■ **Required work**: Go through the listing and return every line with "nebo" in it.

■ **Recorded information**:
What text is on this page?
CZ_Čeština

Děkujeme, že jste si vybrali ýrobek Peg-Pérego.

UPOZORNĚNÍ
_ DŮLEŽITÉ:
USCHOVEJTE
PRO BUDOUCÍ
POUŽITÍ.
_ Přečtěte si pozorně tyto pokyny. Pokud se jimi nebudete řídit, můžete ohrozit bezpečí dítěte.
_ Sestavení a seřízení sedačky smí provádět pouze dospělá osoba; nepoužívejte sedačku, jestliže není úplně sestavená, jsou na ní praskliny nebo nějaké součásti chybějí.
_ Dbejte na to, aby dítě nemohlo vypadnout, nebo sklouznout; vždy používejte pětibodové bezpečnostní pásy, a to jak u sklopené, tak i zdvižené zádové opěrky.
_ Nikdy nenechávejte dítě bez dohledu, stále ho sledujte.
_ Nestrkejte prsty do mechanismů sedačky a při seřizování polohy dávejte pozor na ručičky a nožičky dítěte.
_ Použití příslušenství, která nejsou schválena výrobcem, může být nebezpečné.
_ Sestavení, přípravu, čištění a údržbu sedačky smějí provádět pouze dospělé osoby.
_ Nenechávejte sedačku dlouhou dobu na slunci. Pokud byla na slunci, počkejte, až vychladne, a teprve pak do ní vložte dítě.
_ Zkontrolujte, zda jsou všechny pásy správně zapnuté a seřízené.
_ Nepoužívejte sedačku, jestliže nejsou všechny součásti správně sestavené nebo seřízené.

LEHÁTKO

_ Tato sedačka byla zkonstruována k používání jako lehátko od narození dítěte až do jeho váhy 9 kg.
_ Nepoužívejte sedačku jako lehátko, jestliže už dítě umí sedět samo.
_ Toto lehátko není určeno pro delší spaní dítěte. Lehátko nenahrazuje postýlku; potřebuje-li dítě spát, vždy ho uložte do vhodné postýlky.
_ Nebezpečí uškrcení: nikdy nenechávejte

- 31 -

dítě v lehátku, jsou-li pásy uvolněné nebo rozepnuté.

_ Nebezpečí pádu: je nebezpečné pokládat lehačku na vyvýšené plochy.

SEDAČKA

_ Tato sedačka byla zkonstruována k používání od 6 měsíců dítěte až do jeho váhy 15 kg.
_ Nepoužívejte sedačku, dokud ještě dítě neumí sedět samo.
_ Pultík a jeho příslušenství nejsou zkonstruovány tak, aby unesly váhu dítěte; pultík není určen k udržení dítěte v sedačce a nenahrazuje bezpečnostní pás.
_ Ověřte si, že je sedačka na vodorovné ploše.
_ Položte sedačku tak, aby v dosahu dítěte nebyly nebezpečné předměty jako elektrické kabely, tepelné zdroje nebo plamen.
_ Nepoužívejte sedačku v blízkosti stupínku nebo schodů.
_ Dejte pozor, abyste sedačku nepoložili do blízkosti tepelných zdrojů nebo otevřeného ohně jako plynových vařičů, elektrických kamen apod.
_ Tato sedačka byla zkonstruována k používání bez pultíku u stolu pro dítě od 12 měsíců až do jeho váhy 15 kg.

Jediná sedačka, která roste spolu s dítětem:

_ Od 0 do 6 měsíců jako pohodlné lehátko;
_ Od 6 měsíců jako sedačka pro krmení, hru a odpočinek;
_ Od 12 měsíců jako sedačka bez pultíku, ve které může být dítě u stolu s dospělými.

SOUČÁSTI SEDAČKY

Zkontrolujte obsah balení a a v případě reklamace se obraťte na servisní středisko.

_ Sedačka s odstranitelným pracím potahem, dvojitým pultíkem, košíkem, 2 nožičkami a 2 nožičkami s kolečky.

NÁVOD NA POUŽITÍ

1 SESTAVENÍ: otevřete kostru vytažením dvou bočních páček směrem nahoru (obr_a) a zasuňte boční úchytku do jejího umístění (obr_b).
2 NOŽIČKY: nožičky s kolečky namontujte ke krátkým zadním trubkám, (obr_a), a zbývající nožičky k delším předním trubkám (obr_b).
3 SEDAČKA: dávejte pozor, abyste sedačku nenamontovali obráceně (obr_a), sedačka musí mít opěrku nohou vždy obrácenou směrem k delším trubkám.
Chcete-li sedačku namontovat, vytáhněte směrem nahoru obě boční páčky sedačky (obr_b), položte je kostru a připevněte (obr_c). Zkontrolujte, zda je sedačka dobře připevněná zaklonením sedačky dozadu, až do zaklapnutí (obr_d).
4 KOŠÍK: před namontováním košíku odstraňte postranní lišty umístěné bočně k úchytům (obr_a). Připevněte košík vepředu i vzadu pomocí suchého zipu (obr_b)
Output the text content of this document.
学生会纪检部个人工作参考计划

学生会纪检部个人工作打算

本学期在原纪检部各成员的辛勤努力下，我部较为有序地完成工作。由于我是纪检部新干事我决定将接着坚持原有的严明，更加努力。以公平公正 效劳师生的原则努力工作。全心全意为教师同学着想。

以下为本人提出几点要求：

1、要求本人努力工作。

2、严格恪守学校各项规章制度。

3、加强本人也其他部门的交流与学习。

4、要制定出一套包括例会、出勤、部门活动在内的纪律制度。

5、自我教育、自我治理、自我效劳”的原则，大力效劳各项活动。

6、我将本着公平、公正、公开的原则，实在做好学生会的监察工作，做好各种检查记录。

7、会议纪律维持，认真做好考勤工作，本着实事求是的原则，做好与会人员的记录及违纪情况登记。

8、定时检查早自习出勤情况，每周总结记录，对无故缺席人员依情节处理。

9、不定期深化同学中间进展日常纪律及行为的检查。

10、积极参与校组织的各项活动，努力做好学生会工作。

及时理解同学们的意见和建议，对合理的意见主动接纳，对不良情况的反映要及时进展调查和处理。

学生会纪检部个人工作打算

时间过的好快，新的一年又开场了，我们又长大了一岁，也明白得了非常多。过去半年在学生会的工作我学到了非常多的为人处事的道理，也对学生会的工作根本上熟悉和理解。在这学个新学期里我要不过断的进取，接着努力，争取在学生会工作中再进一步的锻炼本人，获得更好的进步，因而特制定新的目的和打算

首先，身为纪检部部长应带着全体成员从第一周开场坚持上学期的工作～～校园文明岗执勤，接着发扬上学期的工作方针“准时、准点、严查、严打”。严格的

■ **Result of the exercise**:
_ Sestavení a seřízení sedačky smí provádět pouze dospělá osoba; nepoužívejte sedačku, jestliže není úplně sestavená, jsou na ní praskliny nebo nějaké součásti chybějí.
_ Dbejte na to, aby dítě nemohlo vypadnout, nebo sklouznout; vždy používejte pětibodové bezpečnostní pásy, a to jak u sklopené, tak i zdvižené zádové opěrky.
_ Nepoužívejte sedačku, jestliže nejsou všechny součásti správně sestavené nebo seřízené.
dítě v lehátku, jsou-li pásy uvolněné nebo rozepnuté.
_ Položte sedačku tak, aby v dosahu dítěte nebyly nebezpečné předměty jako elektrické kabely, tepelné zdroje nebo plamen.
_ Nepoužívejte sedačku v blízkosti stupínku nebo schodů.
_ Dejte pozor, abyste sedačku nepoložili do blízkosti tepelných zdrojů nebo otevřeného ohně jako plynových vařičů, elektrických kamen apod.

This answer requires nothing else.